* What you need to do
Carry none of the pictures over; write out the complete data exactly.
━━ Input rows
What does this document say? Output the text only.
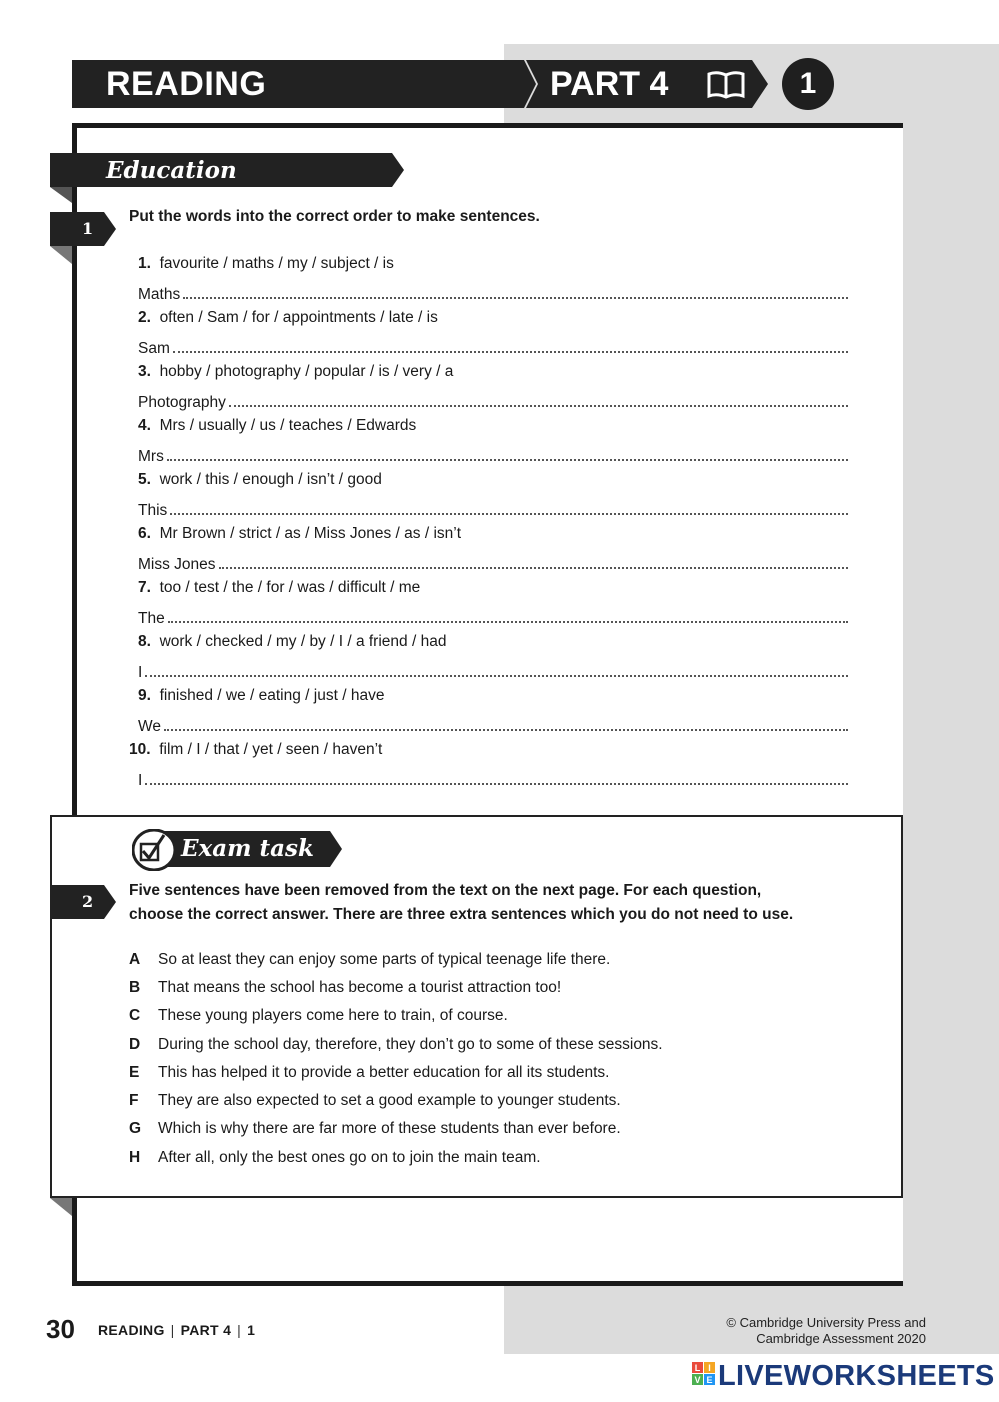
READING	PART 4	1
Education
1
Put the words into the correct order to make sentences.
1. favourite / maths / my / subject / is
Maths
2. often / Sam / for / appointments / late / is
Sam
3. hobby / photography / popular / is / very / a
Photography
4. Mrs / usually / us / teaches / Edwards
Mrs
5. work / this / enough / isn’t / good
This
6. Mr Brown / strict / as / Miss Jones / as / isn’t
Miss Jones
7. too / test / the / for / was / difficult / me
The
8. work / checked / my / by / I / a friend / had
I
9. finished / we / eating / just / have
We
10. film / I / that / yet / seen / haven’t
I
Exam task
2
Five sentences have been removed from the text on the next page. For each question,
choose the correct answer. There are three extra sentences which you do not need to use.
A So at least they can enjoy some parts of typical teenage life there.
B That means the school has become a tourist attraction too!
C These young players come here to train, of course.
D During the school day, therefore, they don’t go to some of these sessions.
E This has helped it to provide a better education for all its students.
F They are also expected to set a good example to younger students.
G Which is why there are far more of these students than ever before.
H After all, only the best ones go on to join the main team.
30 READING | PART 4 | 1	© Cambridge University Press and
Cambridge Assessment 2020
L I
V E LIVEWORKSHEETS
━━━━
* Response to the task
What does this document say? Output the text only.
READING	PART 4	1
Education
1
Put the words into the correct order to make sentences.
1. favourite / maths / my / subject / is
Maths
2. often / Sam / for / appointments / late / is
Sam
3. hobby / photography / popular / is / very / a
Photography
4. Mrs / usually / us / teaches / Edwards
Mrs
5. work / this / enough / isn’t / good
This
6. Mr Brown / strict / as / Miss Jones / as / isn’t
Miss Jones
7. too / test / the / for / was / difficult / me
The
8. work / checked / my / by / I / a friend / had
I
9. finished / we / eating / just / have
We
10. film / I / that / yet / seen / haven’t
I
Exam task
2
Five sentences have been removed from the text on the next page. For each question,
choose the correct answer. There are three extra sentences which you do not need to use.
A So at least they can enjoy some parts of typical teenage life there.
B That means the school has become a tourist attraction too!
C These young players come here to train, of course.
D During the school day, therefore, they don’t go to some of these sessions.
E This has helped it to provide a better education for all its students.
F They are also expected to set a good example to younger students.
G Which is why there are far more of these students than ever before.
H After all, only the best ones go on to join the main team.
30 READING | PART 4 | 1	© Cambridge University Press and
Cambridge Assessment 2020
L I
V E LIVEWORKSHEETS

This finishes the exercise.